§ Supplied passage:
=-=-=
The Middle East is rich in both fossil and renewable energy, in the forms of petroleum, sunlight and wind. As the chief crude oil producing region in a world turning increasingly toward lower-carbon energy sources, the Middle East is preparing to lean more heavily on its renewable energy sector by developing its low-cost solar and wind resources to power electrolyzers to produce H2 for export to green-energy-hungry Europe and Asia. Established net energy producers will have an easier time with this, although those countries that are currently net fossil fuel importers will face more difficulty balancing their domestic energy transitions with H2 export aspirations.
For example, OPEC kingpin Saudi Arabia intends to become the world’s number-one exporter of H2, and has expressed interest in transporting H2 to Europe via pipeline if the economics allow it. The country also intends to generate 50% of its power from clean energy sources and add 60 GW of renewable power generation capacity from solar and wind to its grid by 2030. Meanwhile, the UAE is finalizing an H2 roadmap and is looking to add H2 to its 50% renewables energy mix by 2050. Domestic energy giant ADNOC is pushing for large-scale production of blue H2 and blue ammonia, and intends to boost its overall H2 production from 300,000 metric tpy to 500,000 metric tpy.
Similarly, African nations are exploring ways to utilize their renewable energy potential in H2 projects as green H2 and green ammonia value chains emerge as viable, low-carbon ways to move and store clean, renewable energy. However, green H2 requires green electricity, and some African countries lack adequate renewable power infrastructure to support H2 development. Clear policies must support the expansion of renewables before coordinated efforts to develop local green H2 industries can get off the ground.
This report details some of the major H2 initiatives and projects being developed in the Middle East and Africa.
Saudi Arabia’s planned “smart city” of Neom—a $500-B initiative in the northwest of the country (OPENING PHOTO)—will include a $5-B green H2 project to produce feedstock for green ammonia that will be exported to global markets. The Neom Helios project, involving Air Products, Acwa Power and Neom, reportedly will be the world’s largest green H2-based ammonia production facility.
The H2 plant will use 4 GW of renewable power from solar, wind and storage to produce 650 metric tpd of H2 from a thyssenkrupp-supplied electrolyzer. The project, which is scheduled to come onstream in 2025, will produce around 1.2 metric MMtpy of green ammonia. Air Products will be the exclusive offtaker for the ammonia, which will be used to produce green H2 for electricity or transportation. The project will also offset approximately 3 metric MMtpy of CO2 emissions.
=-=-=
§ Extracted material:
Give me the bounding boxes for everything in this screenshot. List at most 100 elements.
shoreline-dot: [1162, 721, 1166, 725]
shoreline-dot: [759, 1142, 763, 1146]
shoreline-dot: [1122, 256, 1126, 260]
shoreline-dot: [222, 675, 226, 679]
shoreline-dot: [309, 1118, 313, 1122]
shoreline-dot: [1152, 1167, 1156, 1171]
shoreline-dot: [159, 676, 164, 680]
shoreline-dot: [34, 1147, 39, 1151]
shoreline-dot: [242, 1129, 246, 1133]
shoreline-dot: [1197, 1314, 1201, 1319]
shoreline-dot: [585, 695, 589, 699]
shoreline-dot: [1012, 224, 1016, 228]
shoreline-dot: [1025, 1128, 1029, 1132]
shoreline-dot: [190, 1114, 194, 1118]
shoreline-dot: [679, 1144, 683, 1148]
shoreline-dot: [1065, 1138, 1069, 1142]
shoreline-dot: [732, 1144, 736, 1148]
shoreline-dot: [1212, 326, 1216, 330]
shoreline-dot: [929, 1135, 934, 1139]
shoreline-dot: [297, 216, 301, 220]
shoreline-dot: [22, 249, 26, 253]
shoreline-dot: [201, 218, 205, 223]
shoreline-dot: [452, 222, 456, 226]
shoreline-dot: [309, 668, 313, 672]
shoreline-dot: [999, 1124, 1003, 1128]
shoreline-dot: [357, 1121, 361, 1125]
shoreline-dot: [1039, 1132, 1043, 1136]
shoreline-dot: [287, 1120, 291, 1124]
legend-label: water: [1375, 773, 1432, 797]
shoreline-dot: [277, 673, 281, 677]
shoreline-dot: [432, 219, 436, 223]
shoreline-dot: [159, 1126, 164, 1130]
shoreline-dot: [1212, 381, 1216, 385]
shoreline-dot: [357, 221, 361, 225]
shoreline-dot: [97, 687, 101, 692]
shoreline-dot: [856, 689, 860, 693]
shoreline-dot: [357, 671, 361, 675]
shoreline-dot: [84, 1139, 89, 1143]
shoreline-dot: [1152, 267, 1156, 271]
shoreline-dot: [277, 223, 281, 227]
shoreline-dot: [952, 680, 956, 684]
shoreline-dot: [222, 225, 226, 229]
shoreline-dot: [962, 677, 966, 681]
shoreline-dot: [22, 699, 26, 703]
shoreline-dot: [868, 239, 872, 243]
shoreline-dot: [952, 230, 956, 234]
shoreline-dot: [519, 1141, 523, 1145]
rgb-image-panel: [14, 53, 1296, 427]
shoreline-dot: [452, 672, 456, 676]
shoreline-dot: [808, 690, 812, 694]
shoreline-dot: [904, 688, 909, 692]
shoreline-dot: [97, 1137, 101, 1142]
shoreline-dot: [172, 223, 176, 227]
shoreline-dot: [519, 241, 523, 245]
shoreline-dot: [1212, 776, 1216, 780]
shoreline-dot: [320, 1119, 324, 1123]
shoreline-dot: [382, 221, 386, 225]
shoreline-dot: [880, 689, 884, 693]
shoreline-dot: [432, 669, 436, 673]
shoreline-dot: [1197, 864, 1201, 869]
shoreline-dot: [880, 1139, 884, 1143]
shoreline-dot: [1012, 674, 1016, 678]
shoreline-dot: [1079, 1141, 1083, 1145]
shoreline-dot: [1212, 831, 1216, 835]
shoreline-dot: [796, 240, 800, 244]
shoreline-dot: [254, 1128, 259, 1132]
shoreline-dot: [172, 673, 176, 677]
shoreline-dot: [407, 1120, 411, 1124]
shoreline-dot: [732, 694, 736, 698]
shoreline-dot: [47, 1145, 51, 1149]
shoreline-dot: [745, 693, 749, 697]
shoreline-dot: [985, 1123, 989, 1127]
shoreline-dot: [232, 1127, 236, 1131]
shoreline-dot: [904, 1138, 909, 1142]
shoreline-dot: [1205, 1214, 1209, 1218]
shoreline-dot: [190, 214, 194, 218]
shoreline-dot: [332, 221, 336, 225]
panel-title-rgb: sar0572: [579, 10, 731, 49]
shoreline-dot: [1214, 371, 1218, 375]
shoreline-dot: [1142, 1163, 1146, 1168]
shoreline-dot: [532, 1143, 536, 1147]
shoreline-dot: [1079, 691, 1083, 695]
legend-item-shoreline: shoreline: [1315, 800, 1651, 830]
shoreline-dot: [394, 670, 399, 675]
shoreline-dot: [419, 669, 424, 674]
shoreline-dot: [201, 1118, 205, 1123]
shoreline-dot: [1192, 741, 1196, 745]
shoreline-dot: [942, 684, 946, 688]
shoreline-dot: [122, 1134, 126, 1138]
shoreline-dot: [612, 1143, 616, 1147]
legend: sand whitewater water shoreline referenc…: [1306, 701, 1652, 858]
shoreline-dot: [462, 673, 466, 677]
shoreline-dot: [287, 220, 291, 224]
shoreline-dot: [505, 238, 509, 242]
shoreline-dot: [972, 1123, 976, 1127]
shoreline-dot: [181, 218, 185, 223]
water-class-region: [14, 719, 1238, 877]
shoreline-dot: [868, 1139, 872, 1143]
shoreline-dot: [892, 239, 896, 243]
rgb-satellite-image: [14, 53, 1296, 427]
=-=-=
§ Required task:
Summarize the hydrogen passage above in two sentences.

§ Full response:
Middle Eastern countries plan to use their low-cost solar and wind resources to produce hydrogen for export to Europe and Asia: Saudi Arabia aims to become the world's top exporter, and the UAE's ADNOC intends to raise its output from 300,000 to 500,000 metric tpy. African nations are also exploring green hydrogen, though some lack adequate renewable power infrastructure, while Saudi Arabia's Neom Helios project, due onstream in 2025, will use 4 GW of renewable power to make 650 metric tpd of hydrogen and about 1.2 metric MMtpy of green ammonia.